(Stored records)
══════

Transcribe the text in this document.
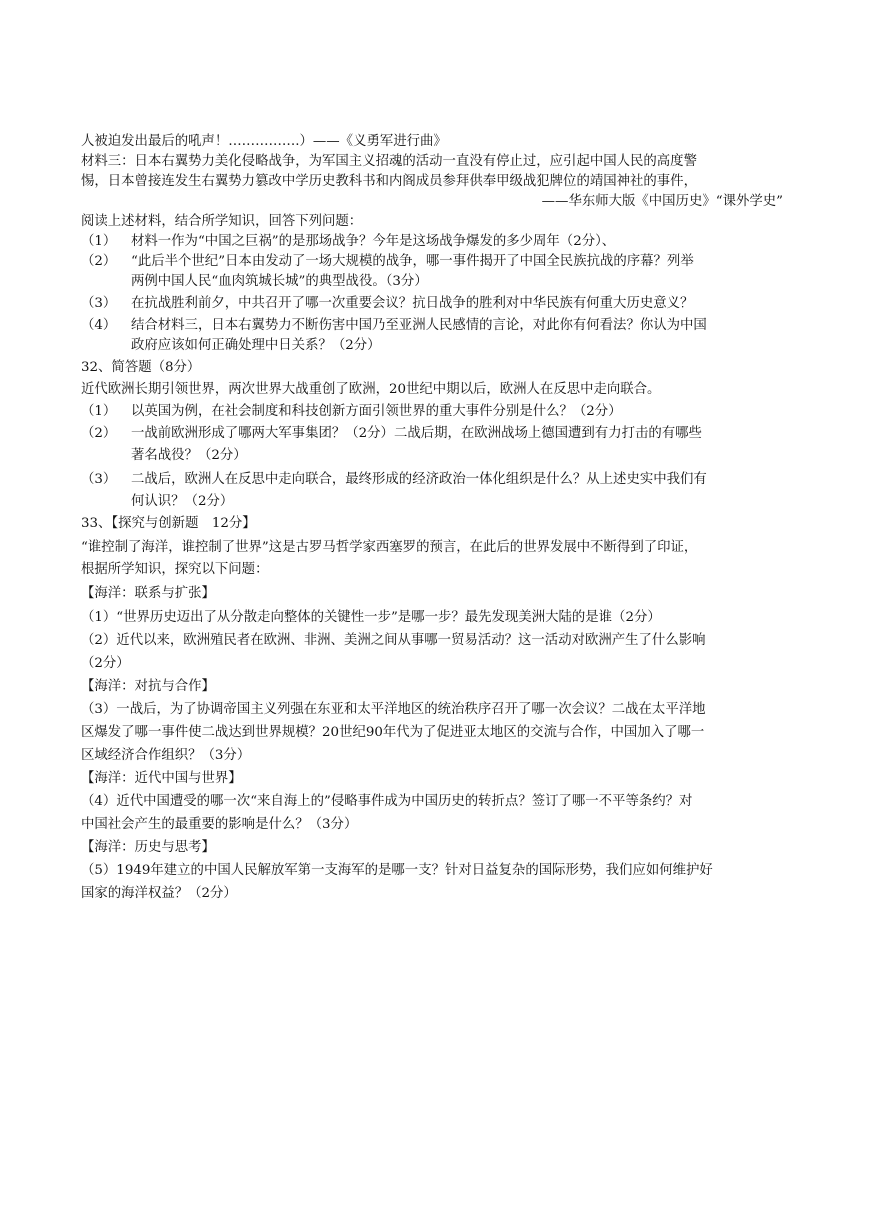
人被迫发出最后的吼声！…………….）——《义勇军进行曲》
材料三：日本右翼势力美化侵略战争，为军国主义招魂的活动一直没有停止过，应引起中国人民的高度警
惕，日本曾接连发生右翼势力篡改中学历史教科书和内阁成员参拜供奉甲级战犯牌位的靖国神社的事件，
——华东师大版《中国历史》“课外学史”
阅读上述材料，结合所学知识，回答下列问题：
（1） 材料一作为“中国之巨祸”的是那场战争？今年是这场战争爆发的多少周年（2分）、
（2） “此后半个世纪”日本由发动了一场大规模的战争，哪一事件揭开了中国全民族抗战的序幕？列举
两例中国人民“血肉筑城长城”的典型战役。（3分）
（3） 在抗战胜利前夕，中共召开了哪一次重要会议？抗日战争的胜利对中华民族有何重大历史意义？
（4） 结合材料三，日本右翼势力不断伤害中国乃至亚洲人民感情的言论，对此你有何看法？你认为中国
政府应该如何正确处理中日关系？（2分）
32、简答题（8分）
近代欧洲长期引领世界，两次世界大战重创了欧洲，20世纪中期以后，欧洲人在反思中走向联合。
（1） 以英国为例，在社会制度和科技创新方面引领世界的重大事件分别是什么？（2分）
（2） 一战前欧洲形成了哪两大军事集团？（2分）二战后期，在欧洲战场上德国遭到有力打击的有哪些
著名战役？（2分）
（3） 二战后，欧洲人在反思中走向联合，最终形成的经济政治一体化组织是什么？从上述史实中我们有
何认识？（2分）
33、【探究与创新题　12分】
“谁控制了海洋，谁控制了世界”这是古罗马哲学家西塞罗的预言，在此后的世界发展中不断得到了印证，
根据所学知识，探究以下问题：
【海洋：联系与扩张】
（1）“世界历史迈出了从分散走向整体的关键性一步”是哪一步？最先发现美洲大陆的是谁（2分）
（2）近代以来，欧洲殖民者在欧洲、非洲、美洲之间从事哪一贸易活动？这一活动对欧洲产生了什么影响
（2分）
【海洋：对抗与合作】
（3）一战后，为了协调帝国主义列强在东亚和太平洋地区的统治秩序召开了哪一次会议？二战在太平洋地
区爆发了哪一事件使二战达到世界规模？20世纪90年代为了促进亚太地区的交流与合作，中国加入了哪一
区域经济合作组织？（3分）
【海洋：近代中国与世界】
（4）近代中国遭受的哪一次“来自海上的”侵略事件成为中国历史的转折点？签订了哪一不平等条约？对
中国社会产生的最重要的影响是什么？（3分）
【海洋：历史与思考】
（5）1949年建立的中国人民解放军第一支海军的是哪一支？针对日益复杂的国际形势，我们应如何维护好
国家的海洋权益？（2分）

══════

_Instruction:_
Restate each entry word for word, leaving out any pictures.

_The response:_
Transcribe the text in this document.
人被迫发出最后的吼声！…………….）——《义勇军进行曲》
材料三：日本右翼势力美化侵略战争，为军国主义招魂的活动一直没有停止过，应引起中国人民的高度警
惕，日本曾接连发生右翼势力篡改中学历史教科书和内阁成员参拜供奉甲级战犯牌位的靖国神社的事件，
——华东师大版《中国历史》“课外学史”
阅读上述材料，结合所学知识，回答下列问题：
（1） 材料一作为“中国之巨祸”的是那场战争？今年是这场战争爆发的多少周年（2分）、
（2） “此后半个世纪”日本由发动了一场大规模的战争，哪一事件揭开了中国全民族抗战的序幕？列举
两例中国人民“血肉筑城长城”的典型战役。（3分）
（3） 在抗战胜利前夕，中共召开了哪一次重要会议？抗日战争的胜利对中华民族有何重大历史意义？
（4） 结合材料三，日本右翼势力不断伤害中国乃至亚洲人民感情的言论，对此你有何看法？你认为中国
政府应该如何正确处理中日关系？（2分）
32、简答题（8分）
近代欧洲长期引领世界，两次世界大战重创了欧洲，20世纪中期以后，欧洲人在反思中走向联合。
（1） 以英国为例，在社会制度和科技创新方面引领世界的重大事件分别是什么？（2分）
（2） 一战前欧洲形成了哪两大军事集团？（2分）二战后期，在欧洲战场上德国遭到有力打击的有哪些
著名战役？（2分）
（3） 二战后，欧洲人在反思中走向联合，最终形成的经济政治一体化组织是什么？从上述史实中我们有
何认识？（2分）
33、【探究与创新题　12分】
“谁控制了海洋，谁控制了世界”这是古罗马哲学家西塞罗的预言，在此后的世界发展中不断得到了印证，
根据所学知识，探究以下问题：
【海洋：联系与扩张】
（1）“世界历史迈出了从分散走向整体的关键性一步”是哪一步？最先发现美洲大陆的是谁（2分）
（2）近代以来，欧洲殖民者在欧洲、非洲、美洲之间从事哪一贸易活动？这一活动对欧洲产生了什么影响
（2分）
【海洋：对抗与合作】
（3）一战后，为了协调帝国主义列强在东亚和太平洋地区的统治秩序召开了哪一次会议？二战在太平洋地
区爆发了哪一事件使二战达到世界规模？20世纪90年代为了促进亚太地区的交流与合作，中国加入了哪一
区域经济合作组织？（3分）
【海洋：近代中国与世界】
（4）近代中国遭受的哪一次“来自海上的”侵略事件成为中国历史的转折点？签订了哪一不平等条约？对
中国社会产生的最重要的影响是什么？（3分）
【海洋：历史与思考】
（5）1949年建立的中国人民解放军第一支海军的是哪一支？针对日益复杂的国际形势，我们应如何维护好
国家的海洋权益？（2分）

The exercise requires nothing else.